#### Problema posto
Il brano sul funerale conferma queste affermazioni? (a) Chi scrive desidera un funerale solenne; (b) chi scrive vuole essere sepolto nel centro del proprio villaggio; (c) chi scrive chiede che al funerale si tengano discorsi. Rispondi sì o no a ciascuna, citando alla lettera le parole decisive del brano.

#### Brano da leggere

In un mio aforisma ho definito
il genio dell'artista: un filtro
in cui passa l'essenza della vita.
"Desidero che il mio funerale sia fatto nella forma più modesta e di essere sepolto nel centro del mio Villaggio ... Invoco
perciò, con viva passione dal Comune di Verona di assecondare questo mio idealissimo sogno ... Desidero pure che non si
disturbino alte personalità per accompagnare me, povero morto, alla sepoltura, mentre esse potranno occupare il loro
tempo assai più vantaggiosamente per tutelare il bene dei vivi ... Dunque non autorità ... e nemmeno discorsi e nemmeno
maschere e ritratti dipinti o scolpiti della mia immagine, che, ben conoscendo la simpatia e l'affetto per me dei pittori
e degli scultori miei concittadini, per la gioia di abbellirmi, essi potrebbero mandarmi ai posteri ben diverso da come
Mamma Natura mi ha creato".

[Elenchi di elementi e riquadri]

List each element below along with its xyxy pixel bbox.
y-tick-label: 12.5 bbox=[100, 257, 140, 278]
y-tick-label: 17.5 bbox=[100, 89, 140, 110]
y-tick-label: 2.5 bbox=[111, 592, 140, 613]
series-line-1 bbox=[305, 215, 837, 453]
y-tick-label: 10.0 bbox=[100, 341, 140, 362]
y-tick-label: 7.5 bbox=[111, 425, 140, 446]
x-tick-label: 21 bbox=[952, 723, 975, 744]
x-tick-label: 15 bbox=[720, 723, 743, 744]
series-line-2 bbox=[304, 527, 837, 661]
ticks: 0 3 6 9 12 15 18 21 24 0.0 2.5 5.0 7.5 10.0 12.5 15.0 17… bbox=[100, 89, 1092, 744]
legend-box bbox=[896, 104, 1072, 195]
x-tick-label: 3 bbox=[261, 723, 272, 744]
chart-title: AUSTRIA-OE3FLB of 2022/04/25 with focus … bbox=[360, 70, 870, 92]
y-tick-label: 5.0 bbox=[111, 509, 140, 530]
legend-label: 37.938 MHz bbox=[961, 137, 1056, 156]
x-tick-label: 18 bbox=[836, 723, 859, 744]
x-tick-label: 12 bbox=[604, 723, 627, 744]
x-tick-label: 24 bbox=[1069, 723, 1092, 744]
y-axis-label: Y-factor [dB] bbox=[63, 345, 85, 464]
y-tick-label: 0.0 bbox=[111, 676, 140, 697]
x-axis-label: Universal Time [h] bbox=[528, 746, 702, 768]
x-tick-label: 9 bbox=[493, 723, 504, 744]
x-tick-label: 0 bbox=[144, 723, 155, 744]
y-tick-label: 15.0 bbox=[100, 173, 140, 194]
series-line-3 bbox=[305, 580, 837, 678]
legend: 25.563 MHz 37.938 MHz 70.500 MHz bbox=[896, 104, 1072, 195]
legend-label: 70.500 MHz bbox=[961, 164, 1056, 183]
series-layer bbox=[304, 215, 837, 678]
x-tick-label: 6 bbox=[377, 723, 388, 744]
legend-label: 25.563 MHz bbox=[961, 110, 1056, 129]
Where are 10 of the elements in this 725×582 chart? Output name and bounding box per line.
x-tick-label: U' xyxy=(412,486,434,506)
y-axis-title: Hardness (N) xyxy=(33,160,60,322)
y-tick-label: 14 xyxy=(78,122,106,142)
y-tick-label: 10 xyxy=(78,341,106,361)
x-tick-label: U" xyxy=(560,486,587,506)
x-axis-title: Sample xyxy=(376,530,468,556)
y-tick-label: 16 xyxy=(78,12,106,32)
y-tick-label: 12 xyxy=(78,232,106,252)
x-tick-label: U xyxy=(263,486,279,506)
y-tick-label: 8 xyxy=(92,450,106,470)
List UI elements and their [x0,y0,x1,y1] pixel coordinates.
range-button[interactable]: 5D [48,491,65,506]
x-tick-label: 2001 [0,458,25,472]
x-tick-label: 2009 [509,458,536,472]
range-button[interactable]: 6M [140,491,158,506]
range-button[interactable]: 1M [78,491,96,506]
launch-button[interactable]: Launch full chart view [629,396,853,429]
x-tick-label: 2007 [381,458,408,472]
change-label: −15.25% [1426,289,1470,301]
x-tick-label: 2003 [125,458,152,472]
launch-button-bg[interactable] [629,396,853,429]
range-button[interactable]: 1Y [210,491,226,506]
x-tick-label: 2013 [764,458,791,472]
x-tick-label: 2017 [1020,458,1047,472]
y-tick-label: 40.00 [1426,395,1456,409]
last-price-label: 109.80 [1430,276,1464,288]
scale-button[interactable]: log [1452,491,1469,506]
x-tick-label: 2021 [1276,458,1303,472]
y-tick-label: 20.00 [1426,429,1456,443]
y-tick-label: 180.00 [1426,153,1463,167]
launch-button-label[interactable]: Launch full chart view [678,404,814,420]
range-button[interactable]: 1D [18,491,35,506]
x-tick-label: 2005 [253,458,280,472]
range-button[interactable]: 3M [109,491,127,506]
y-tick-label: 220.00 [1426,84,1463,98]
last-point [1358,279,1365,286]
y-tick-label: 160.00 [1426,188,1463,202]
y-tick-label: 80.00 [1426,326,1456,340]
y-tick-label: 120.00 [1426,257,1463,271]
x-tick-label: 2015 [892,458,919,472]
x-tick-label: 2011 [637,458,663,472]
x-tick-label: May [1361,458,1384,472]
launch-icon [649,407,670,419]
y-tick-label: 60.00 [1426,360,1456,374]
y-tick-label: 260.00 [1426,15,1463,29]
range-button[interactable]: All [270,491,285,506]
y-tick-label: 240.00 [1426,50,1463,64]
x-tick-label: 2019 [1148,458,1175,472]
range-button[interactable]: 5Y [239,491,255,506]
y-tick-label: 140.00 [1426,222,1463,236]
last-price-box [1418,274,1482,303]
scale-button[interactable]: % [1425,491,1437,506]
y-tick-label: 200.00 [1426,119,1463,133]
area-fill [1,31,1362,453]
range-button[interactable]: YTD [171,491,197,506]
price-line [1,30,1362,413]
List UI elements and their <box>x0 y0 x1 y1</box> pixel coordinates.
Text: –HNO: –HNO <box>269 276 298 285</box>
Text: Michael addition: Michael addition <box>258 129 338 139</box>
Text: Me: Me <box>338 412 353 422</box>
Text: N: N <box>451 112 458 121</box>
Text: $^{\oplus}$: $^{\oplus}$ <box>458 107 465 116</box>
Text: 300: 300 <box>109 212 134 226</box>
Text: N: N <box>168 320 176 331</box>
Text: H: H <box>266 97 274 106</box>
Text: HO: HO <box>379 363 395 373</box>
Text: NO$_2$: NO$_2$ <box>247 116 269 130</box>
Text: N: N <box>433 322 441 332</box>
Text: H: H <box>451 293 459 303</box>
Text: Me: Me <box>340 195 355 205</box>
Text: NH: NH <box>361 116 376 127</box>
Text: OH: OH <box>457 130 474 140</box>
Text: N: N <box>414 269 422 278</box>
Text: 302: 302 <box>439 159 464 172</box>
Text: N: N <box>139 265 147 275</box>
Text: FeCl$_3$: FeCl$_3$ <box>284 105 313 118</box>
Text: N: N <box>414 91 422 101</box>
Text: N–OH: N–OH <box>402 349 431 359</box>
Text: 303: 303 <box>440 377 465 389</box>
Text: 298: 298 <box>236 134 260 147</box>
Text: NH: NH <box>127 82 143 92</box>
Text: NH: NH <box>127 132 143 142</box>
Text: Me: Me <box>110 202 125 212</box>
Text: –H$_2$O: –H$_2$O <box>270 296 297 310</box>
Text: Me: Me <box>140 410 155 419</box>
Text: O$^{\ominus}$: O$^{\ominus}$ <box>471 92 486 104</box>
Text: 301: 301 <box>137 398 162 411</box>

#### Soluzione
(a) No: «Desidero che il mio funerale sia fatto nella forma più modesta».
(b) Sì: «di essere sepolto nel centro del mio Villaggio».
(c) No: «e nemmeno discorsi».